Records

------------------------------------------------------------

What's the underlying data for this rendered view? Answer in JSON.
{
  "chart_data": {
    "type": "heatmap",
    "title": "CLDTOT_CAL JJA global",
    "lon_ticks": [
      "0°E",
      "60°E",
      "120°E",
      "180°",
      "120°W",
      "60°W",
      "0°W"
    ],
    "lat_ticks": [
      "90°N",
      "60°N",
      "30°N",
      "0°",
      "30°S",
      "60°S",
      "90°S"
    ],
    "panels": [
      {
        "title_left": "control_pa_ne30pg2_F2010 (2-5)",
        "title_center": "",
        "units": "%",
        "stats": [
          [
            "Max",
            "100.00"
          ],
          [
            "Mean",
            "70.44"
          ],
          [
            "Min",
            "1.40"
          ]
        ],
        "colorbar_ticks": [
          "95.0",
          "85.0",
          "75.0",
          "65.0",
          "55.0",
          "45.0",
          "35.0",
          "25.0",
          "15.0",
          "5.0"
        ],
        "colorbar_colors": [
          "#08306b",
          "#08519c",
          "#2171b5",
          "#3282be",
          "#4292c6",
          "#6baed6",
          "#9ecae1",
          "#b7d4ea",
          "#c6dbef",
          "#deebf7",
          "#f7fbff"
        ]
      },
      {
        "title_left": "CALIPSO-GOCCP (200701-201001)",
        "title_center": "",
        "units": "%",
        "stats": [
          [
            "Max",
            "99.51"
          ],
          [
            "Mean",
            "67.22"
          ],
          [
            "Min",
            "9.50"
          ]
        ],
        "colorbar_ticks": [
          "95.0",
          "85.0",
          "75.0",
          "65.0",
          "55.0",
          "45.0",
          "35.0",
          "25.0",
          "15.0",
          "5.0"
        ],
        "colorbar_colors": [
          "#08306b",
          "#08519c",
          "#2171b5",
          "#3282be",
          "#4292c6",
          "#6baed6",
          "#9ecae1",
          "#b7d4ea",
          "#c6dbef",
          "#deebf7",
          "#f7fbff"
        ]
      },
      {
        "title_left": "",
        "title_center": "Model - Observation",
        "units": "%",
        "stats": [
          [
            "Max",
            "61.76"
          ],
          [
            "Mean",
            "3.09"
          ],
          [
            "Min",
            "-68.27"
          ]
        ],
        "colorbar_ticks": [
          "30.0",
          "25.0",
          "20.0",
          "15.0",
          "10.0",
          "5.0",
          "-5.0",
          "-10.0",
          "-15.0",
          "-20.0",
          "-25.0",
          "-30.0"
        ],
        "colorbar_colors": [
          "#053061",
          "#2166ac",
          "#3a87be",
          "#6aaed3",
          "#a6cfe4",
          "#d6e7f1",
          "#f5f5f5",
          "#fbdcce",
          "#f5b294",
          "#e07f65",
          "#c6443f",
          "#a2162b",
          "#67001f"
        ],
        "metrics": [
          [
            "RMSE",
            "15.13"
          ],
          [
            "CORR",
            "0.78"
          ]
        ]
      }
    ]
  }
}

------------------------------------------------------------

### What to produce:
Provide an exact reproduction of all the entries shown above.

### Task result:
What's the underlying data for this rendered view? Answer in JSON.
{
  "chart_data": {
    "type": "heatmap",
    "title": "CLDTOT_CAL JJA global",
    "lon_ticks": [
      "0°E",
      "60°E",
      "120°E",
      "180°",
      "120°W",
      "60°W",
      "0°W"
    ],
    "lat_ticks": [
      "90°N",
      "60°N",
      "30°N",
      "0°",
      "30°S",
      "60°S",
      "90°S"
    ],
    "panels": [
      {
        "title_left": "control_pa_ne30pg2_F2010 (2-5)",
        "title_center": "",
        "units": "%",
        "stats": [
          [
            "Max",
            "100.00"
          ],
          [
            "Mean",
            "70.44"
          ],
          [
            "Min",
            "1.40"
          ]
        ],
        "colorbar_ticks": [
          "95.0",
          "85.0",
          "75.0",
          "65.0",
          "55.0",
          "45.0",
          "35.0",
          "25.0",
          "15.0",
          "5.0"
        ],
        "colorbar_colors": [
          "#08306b",
          "#08519c",
          "#2171b5",
          "#3282be",
          "#4292c6",
          "#6baed6",
          "#9ecae1",
          "#b7d4ea",
          "#c6dbef",
          "#deebf7",
          "#f7fbff"
        ]
      },
      {
        "title_left": "CALIPSO-GOCCP (200701-201001)",
        "title_center": "",
        "units": "%",
        "stats": [
          [
            "Max",
            "99.51"
          ],
          [
            "Mean",
            "67.22"
          ],
          [
            "Min",
            "9.50"
          ]
        ],
        "colorbar_ticks": [
          "95.0",
          "85.0",
          "75.0",
          "65.0",
          "55.0",
          "45.0",
          "35.0",
          "25.0",
          "15.0",
          "5.0"
        ],
        "colorbar_colors": [
          "#08306b",
          "#08519c",
          "#2171b5",
          "#3282be",
          "#4292c6",
          "#6baed6",
          "#9ecae1",
          "#b7d4ea",
          "#c6dbef",
          "#deebf7",
          "#f7fbff"
        ]
      },
      {
        "title_left": "",
        "title_center": "Model - Observation",
        "units": "%",
        "stats": [
          [
            "Max",
            "61.76"
          ],
          [
            "Mean",
            "3.09"
          ],
          [
            "Min",
            "-68.27"
          ]
        ],
        "colorbar_ticks": [
          "30.0",
          "25.0",
          "20.0",
          "15.0",
          "10.0",
          "5.0",
          "-5.0",
          "-10.0",
          "-15.0",
          "-20.0",
          "-25.0",
          "-30.0"
        ],
        "colorbar_colors": [
          "#053061",
          "#2166ac",
          "#3a87be",
          "#6aaed3",
          "#a6cfe4",
          "#d6e7f1",
          "#f5f5f5",
          "#fbdcce",
          "#f5b294",
          "#e07f65",
          "#c6443f",
          "#a2162b",
          "#67001f"
        ],
        "metrics": [
          [
            "RMSE",
            "15.13"
          ],
          [
            "CORR",
            "0.78"
          ]
        ]
      }
    ]
  }
}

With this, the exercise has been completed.